**TASK TO CARRY OUT**
Which lines hold the word "Sync"? Copy each one.

○ ○ ○ ○

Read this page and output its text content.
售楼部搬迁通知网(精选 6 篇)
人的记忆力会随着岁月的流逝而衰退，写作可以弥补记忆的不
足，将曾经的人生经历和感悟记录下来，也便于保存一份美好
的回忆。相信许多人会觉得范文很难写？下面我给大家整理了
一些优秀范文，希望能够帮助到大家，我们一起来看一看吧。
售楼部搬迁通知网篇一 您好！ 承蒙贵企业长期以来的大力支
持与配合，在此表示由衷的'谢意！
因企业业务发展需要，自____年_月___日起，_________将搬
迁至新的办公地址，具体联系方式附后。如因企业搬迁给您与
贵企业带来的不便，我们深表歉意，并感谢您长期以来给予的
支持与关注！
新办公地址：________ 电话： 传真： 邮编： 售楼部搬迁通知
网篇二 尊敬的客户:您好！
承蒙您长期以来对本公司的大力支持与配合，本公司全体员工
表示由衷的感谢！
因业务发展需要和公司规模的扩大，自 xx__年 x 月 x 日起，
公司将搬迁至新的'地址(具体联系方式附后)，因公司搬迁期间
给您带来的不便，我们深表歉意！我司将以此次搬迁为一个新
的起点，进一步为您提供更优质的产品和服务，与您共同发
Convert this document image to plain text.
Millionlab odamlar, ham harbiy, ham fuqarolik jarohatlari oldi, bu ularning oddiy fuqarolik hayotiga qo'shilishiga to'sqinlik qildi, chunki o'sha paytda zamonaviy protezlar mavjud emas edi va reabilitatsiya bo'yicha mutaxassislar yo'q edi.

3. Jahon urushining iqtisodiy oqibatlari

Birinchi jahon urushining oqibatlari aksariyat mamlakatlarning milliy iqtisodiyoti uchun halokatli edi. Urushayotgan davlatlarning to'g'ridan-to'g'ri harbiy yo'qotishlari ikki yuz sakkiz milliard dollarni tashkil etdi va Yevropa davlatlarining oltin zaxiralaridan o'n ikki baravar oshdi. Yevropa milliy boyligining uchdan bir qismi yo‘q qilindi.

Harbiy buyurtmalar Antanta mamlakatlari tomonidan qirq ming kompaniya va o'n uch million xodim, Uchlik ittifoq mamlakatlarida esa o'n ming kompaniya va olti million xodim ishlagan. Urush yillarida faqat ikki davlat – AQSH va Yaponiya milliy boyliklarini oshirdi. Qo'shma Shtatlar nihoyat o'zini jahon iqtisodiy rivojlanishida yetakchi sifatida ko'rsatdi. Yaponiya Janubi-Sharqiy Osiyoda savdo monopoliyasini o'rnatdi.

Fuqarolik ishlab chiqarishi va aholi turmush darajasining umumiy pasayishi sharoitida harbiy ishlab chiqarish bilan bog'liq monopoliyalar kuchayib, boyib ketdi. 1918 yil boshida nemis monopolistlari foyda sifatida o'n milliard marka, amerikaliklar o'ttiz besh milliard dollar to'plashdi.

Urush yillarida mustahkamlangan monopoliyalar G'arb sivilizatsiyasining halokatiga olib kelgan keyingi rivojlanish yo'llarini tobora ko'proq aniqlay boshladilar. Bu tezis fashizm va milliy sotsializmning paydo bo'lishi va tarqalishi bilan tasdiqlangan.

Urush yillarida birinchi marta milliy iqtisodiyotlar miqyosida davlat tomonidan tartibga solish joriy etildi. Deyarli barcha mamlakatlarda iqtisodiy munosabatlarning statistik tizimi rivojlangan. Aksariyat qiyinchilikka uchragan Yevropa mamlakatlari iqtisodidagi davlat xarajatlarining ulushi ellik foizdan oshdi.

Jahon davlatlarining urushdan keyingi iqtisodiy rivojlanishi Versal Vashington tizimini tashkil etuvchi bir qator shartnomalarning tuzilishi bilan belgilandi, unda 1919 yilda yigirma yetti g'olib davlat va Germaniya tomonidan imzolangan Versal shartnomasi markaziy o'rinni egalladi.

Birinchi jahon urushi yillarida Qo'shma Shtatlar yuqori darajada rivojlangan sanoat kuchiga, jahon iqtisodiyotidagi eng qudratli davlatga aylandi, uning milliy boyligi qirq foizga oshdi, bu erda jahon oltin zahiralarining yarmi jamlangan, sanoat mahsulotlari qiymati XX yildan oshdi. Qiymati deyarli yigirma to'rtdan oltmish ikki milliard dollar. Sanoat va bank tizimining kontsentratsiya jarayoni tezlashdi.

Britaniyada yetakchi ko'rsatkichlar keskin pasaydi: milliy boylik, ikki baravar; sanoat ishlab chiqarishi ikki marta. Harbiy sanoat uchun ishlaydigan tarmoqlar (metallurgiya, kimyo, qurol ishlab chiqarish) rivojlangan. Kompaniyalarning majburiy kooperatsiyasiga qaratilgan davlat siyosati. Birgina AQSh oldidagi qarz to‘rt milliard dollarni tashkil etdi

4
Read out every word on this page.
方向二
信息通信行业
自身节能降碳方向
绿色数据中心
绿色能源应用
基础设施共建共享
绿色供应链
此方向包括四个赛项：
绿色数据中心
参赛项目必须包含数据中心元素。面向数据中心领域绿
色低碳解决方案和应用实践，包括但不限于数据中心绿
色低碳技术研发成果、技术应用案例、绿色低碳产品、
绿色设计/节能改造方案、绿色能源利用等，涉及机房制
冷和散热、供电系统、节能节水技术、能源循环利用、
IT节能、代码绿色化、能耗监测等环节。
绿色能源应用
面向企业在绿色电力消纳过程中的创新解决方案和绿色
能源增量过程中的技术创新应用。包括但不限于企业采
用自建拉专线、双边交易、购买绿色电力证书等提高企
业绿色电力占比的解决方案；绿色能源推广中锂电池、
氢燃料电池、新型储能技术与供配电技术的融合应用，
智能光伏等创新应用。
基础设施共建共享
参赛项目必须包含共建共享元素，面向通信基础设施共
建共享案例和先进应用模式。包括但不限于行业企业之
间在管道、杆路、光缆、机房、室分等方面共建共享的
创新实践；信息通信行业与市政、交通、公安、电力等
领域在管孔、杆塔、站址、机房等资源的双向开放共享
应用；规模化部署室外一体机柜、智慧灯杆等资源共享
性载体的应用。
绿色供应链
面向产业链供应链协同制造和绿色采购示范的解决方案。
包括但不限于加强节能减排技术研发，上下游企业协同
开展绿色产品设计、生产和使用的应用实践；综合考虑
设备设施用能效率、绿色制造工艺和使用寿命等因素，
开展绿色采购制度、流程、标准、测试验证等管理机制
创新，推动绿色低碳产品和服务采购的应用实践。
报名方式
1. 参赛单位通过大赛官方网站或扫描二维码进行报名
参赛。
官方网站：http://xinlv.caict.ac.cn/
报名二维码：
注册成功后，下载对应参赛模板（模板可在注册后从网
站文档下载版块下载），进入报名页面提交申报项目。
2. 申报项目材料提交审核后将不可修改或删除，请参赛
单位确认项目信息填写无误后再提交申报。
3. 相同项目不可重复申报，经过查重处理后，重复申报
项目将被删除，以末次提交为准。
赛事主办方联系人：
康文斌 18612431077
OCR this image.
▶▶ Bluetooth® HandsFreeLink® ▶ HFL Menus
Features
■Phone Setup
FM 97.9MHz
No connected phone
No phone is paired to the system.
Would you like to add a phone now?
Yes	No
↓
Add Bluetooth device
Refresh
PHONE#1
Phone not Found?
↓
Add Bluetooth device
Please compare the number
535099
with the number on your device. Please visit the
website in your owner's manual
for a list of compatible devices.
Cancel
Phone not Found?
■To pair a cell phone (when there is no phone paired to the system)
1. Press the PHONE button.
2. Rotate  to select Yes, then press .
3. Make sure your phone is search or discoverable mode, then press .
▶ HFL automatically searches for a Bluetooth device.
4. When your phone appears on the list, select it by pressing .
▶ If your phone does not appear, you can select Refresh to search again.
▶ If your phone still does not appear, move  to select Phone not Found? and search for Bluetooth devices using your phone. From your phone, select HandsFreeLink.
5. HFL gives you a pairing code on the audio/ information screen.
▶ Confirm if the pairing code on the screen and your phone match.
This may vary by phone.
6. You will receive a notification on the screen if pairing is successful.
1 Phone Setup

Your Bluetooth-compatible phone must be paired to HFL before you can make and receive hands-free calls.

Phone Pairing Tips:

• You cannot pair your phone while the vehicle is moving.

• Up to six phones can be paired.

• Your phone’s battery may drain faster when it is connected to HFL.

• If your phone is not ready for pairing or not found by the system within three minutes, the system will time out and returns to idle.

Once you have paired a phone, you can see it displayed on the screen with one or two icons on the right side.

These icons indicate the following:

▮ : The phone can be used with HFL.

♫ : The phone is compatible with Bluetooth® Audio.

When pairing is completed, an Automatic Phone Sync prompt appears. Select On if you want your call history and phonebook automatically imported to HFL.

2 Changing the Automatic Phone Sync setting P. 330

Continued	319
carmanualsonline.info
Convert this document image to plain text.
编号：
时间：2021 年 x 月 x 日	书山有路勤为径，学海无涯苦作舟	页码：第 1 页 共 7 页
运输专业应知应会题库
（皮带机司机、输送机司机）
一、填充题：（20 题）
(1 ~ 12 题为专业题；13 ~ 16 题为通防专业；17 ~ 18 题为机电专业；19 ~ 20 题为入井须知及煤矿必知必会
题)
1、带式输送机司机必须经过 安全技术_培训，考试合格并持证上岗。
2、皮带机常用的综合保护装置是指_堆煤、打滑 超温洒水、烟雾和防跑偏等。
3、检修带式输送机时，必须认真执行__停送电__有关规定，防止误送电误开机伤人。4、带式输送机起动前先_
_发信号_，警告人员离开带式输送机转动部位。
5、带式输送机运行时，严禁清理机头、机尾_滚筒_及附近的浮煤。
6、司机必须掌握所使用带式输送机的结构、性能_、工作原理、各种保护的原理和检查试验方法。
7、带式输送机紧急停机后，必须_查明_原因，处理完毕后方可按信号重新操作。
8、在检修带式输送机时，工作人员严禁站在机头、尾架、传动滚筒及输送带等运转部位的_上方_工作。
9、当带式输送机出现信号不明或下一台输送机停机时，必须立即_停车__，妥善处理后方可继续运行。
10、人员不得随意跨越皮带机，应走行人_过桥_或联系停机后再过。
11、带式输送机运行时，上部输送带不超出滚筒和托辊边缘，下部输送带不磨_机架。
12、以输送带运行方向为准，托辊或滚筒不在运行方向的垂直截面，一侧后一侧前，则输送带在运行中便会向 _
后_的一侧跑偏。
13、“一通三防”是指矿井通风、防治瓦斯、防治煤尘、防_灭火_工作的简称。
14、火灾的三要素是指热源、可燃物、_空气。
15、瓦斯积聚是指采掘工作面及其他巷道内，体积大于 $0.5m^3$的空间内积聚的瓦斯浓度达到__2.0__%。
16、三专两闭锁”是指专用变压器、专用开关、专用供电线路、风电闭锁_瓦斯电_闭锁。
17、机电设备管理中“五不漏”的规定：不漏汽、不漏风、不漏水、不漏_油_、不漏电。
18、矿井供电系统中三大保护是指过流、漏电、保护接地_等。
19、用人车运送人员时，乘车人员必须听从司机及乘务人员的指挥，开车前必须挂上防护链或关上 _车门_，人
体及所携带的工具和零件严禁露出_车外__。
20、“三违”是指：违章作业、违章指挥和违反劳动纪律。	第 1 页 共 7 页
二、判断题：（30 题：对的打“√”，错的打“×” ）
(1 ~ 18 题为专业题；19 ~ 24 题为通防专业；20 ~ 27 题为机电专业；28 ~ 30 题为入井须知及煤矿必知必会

○ ○ ○ ○

**WORKED SOLUTION**
When pairing is completed, an Automatic Phone Sync prompt appears. Select On if you want your call history and phonebook automatically imported to HFL.
2 Changing the Automatic Phone Sync setting P. 330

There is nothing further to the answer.